* _Required task_:
Rewrite the entries from the start through the line containing "calendar-icon xyxy=(1230,448,1247,465)", swapping "priority-label" for "priority-tag" and leaving everything else the same.

== Material supplied ==

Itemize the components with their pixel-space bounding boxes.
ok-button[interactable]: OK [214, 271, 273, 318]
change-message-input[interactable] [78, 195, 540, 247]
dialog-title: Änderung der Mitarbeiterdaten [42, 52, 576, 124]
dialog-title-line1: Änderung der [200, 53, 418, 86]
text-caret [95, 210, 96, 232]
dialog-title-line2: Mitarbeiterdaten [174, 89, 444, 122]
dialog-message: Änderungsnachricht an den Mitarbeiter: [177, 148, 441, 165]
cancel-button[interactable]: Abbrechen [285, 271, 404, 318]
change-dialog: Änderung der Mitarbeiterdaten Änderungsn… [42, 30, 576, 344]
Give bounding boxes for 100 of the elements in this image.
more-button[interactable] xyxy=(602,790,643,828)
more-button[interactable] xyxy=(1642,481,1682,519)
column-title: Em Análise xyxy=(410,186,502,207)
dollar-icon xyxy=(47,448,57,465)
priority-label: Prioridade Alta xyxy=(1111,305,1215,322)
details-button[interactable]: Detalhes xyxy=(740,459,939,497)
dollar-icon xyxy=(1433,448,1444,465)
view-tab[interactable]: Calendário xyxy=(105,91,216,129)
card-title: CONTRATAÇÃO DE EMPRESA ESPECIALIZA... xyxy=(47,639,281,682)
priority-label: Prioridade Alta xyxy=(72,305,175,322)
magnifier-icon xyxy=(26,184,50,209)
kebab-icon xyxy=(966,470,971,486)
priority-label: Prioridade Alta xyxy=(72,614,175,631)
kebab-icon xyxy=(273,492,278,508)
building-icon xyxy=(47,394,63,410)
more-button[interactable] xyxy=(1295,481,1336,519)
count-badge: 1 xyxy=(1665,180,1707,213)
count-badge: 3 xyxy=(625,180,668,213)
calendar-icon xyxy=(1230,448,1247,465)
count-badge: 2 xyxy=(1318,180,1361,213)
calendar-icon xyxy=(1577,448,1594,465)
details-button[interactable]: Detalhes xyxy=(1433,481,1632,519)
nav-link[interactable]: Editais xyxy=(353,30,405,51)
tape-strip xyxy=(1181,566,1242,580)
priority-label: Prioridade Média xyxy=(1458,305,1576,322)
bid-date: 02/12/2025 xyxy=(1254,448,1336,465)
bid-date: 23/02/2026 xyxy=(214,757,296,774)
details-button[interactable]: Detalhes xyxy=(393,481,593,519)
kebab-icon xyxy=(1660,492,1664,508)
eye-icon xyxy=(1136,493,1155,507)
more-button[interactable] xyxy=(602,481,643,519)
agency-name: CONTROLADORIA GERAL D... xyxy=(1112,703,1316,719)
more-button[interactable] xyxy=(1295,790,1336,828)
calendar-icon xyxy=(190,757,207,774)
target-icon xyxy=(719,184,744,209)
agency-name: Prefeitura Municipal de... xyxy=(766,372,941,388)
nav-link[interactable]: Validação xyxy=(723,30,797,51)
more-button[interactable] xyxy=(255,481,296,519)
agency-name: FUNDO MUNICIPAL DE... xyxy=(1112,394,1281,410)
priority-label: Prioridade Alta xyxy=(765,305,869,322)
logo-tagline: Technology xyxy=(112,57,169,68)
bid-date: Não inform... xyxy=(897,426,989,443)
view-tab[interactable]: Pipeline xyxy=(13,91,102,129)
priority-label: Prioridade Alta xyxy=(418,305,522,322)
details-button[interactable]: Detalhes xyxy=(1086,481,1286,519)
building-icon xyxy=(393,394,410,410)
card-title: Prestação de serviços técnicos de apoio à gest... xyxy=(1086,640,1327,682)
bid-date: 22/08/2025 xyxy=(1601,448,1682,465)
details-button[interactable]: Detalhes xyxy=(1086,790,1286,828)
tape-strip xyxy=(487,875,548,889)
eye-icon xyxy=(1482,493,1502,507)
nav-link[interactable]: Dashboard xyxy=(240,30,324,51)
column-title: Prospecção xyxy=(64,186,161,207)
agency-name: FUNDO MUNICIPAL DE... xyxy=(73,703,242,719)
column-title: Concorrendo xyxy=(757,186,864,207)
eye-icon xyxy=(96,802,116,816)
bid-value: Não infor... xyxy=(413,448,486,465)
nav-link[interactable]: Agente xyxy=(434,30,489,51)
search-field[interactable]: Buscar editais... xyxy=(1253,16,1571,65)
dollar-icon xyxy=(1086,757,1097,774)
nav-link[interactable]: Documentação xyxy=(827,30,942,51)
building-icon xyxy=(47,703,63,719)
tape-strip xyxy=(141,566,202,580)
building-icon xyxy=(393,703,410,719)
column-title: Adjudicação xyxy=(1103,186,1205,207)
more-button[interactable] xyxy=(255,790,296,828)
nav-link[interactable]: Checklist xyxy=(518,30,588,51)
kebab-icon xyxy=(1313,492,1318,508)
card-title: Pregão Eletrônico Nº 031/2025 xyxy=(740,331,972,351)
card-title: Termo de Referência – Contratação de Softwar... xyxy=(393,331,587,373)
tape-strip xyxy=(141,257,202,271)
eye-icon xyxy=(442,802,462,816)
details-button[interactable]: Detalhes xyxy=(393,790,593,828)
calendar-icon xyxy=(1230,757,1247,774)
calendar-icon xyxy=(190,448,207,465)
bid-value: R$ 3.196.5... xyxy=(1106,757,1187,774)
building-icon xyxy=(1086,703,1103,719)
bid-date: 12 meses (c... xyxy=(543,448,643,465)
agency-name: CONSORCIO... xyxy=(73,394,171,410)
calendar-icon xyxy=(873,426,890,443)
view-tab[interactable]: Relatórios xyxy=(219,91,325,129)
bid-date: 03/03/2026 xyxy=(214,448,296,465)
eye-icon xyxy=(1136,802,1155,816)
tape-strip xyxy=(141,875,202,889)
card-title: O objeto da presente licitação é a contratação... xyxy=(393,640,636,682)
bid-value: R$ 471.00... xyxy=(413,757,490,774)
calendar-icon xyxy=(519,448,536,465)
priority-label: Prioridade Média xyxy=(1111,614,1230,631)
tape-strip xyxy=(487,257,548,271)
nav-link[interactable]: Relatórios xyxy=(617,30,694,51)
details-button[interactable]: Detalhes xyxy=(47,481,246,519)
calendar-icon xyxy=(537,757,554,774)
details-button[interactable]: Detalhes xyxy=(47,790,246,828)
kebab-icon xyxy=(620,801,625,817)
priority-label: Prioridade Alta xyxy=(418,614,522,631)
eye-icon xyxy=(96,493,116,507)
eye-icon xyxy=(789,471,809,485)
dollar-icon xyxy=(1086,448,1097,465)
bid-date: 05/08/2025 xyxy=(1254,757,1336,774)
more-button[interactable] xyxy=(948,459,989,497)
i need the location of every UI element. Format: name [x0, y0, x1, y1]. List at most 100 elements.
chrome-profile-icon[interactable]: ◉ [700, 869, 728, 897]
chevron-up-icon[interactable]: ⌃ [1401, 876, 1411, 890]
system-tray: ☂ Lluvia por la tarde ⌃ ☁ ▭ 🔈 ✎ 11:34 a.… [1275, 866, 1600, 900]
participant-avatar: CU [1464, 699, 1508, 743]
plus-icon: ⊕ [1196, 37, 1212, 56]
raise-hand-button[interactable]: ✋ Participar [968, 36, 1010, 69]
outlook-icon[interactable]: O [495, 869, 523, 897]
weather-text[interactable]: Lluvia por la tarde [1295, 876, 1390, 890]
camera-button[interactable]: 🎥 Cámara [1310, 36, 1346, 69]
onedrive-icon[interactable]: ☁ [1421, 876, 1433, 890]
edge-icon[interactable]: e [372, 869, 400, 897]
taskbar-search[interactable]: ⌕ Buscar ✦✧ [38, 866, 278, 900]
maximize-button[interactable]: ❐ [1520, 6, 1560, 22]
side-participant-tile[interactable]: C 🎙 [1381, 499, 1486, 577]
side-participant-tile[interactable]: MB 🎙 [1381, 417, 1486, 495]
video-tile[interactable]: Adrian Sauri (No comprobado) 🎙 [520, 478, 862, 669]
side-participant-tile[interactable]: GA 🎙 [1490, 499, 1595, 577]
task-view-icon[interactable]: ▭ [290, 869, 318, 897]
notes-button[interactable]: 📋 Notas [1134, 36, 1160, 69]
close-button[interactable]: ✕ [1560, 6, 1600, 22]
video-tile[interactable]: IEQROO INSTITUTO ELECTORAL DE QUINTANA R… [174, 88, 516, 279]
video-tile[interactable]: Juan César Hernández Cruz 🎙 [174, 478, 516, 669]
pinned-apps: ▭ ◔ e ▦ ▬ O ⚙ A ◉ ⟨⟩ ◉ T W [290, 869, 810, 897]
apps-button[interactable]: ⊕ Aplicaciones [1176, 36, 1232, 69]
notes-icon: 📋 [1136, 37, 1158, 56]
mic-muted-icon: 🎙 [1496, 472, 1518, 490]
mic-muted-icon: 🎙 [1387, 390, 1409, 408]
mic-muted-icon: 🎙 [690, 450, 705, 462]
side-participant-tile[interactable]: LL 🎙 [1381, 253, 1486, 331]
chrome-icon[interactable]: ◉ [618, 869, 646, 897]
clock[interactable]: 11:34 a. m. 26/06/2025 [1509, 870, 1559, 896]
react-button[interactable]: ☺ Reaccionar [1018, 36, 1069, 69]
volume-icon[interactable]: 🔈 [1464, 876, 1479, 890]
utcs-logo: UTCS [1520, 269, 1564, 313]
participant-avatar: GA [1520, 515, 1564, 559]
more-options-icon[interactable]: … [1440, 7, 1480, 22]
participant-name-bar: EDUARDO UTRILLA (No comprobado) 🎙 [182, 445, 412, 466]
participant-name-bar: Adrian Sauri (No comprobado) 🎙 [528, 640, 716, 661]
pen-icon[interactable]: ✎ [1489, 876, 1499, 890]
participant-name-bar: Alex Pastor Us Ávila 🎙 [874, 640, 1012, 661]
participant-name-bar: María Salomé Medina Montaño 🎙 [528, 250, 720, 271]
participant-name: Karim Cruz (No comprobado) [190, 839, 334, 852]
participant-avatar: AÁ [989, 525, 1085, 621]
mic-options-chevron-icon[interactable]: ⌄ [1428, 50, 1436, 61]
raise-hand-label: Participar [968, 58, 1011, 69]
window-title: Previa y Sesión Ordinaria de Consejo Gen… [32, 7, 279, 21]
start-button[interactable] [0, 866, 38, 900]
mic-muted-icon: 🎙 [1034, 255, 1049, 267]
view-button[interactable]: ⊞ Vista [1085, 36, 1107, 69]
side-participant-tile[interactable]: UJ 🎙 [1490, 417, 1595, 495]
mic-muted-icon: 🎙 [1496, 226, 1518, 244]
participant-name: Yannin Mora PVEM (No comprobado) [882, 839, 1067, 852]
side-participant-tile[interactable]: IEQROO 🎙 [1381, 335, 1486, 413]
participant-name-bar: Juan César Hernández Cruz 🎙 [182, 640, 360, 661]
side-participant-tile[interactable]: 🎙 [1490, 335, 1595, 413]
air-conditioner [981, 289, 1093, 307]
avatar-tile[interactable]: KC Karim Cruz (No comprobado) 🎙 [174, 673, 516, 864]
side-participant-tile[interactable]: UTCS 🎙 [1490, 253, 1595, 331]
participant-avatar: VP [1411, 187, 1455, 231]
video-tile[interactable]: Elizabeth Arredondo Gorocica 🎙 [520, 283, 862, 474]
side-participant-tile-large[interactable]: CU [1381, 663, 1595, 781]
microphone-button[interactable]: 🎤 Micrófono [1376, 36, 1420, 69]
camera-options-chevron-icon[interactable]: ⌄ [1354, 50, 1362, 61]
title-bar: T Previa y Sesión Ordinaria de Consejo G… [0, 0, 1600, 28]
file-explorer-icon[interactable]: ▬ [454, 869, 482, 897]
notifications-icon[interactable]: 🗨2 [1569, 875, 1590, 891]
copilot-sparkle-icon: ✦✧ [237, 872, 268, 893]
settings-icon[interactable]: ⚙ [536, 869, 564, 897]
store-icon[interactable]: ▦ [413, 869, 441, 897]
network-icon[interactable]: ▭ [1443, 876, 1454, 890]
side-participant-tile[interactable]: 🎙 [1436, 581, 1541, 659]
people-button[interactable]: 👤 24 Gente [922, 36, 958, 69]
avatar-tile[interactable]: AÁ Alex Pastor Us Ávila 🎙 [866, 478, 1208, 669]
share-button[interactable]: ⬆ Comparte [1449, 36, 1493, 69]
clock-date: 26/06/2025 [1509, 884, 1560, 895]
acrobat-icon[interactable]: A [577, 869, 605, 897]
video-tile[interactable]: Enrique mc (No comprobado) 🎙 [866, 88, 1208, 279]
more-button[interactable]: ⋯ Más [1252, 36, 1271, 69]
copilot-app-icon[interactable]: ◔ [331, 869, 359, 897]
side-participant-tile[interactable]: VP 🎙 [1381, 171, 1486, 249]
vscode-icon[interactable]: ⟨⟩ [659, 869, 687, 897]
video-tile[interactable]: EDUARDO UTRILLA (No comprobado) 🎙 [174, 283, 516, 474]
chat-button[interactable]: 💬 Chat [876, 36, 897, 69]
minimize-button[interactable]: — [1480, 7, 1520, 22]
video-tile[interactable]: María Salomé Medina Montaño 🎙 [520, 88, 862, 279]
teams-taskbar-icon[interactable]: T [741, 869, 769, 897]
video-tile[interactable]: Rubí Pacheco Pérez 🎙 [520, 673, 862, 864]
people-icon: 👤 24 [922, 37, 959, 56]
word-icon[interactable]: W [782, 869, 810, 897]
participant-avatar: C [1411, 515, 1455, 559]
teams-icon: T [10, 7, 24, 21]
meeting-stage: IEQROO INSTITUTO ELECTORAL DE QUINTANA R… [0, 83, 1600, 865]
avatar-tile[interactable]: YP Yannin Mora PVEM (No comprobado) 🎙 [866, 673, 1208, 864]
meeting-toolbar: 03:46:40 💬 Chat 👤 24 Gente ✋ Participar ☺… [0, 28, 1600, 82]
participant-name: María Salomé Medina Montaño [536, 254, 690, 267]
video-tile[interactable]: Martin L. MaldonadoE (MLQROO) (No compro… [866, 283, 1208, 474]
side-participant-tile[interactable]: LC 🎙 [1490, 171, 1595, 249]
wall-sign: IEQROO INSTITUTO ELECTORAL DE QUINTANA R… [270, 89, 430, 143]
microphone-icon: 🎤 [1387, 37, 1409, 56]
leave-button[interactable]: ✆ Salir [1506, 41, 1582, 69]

===

* _Reply to the exercise_:
Itemize the components with their pixel-space bounding boxes.
ok-button[interactable]: OK [214, 271, 273, 318]
change-message-input[interactable] [78, 195, 540, 247]
dialog-title: Änderung der Mitarbeiterdaten [42, 52, 576, 124]
dialog-title-line1: Änderung der [200, 53, 418, 86]
text-caret [95, 210, 96, 232]
dialog-title-line2: Mitarbeiterdaten [174, 89, 444, 122]
dialog-message: Änderungsnachricht an den Mitarbeiter: [177, 148, 441, 165]
cancel-button[interactable]: Abbrechen [285, 271, 404, 318]
change-dialog: Änderung der Mitarbeiterdaten Änderungsn… [42, 30, 576, 344]
Give bounding boxes for 100 of the elements in this image.
more-button[interactable] xyxy=(602,790,643,828)
more-button[interactable] xyxy=(1642,481,1682,519)
column-title: Em Análise xyxy=(410,186,502,207)
dollar-icon xyxy=(47,448,57,465)
priority-tag: Prioridade Alta xyxy=(1111,305,1215,322)
details-button[interactable]: Detalhes xyxy=(740,459,939,497)
dollar-icon xyxy=(1433,448,1444,465)
view-tab[interactable]: Calendário xyxy=(105,91,216,129)
card-title: CONTRATAÇÃO DE EMPRESA ESPECIALIZA... xyxy=(47,639,281,682)
priority-tag: Prioridade Alta xyxy=(72,305,175,322)
magnifier-icon xyxy=(26,184,50,209)
kebab-icon xyxy=(966,470,971,486)
priority-tag: Prioridade Alta xyxy=(72,614,175,631)
kebab-icon xyxy=(273,492,278,508)
building-icon xyxy=(47,394,63,410)
more-button[interactable] xyxy=(1295,481,1336,519)
count-badge: 1 xyxy=(1665,180,1707,213)
count-badge: 3 xyxy=(625,180,668,213)
calendar-icon xyxy=(1230,448,1247,465)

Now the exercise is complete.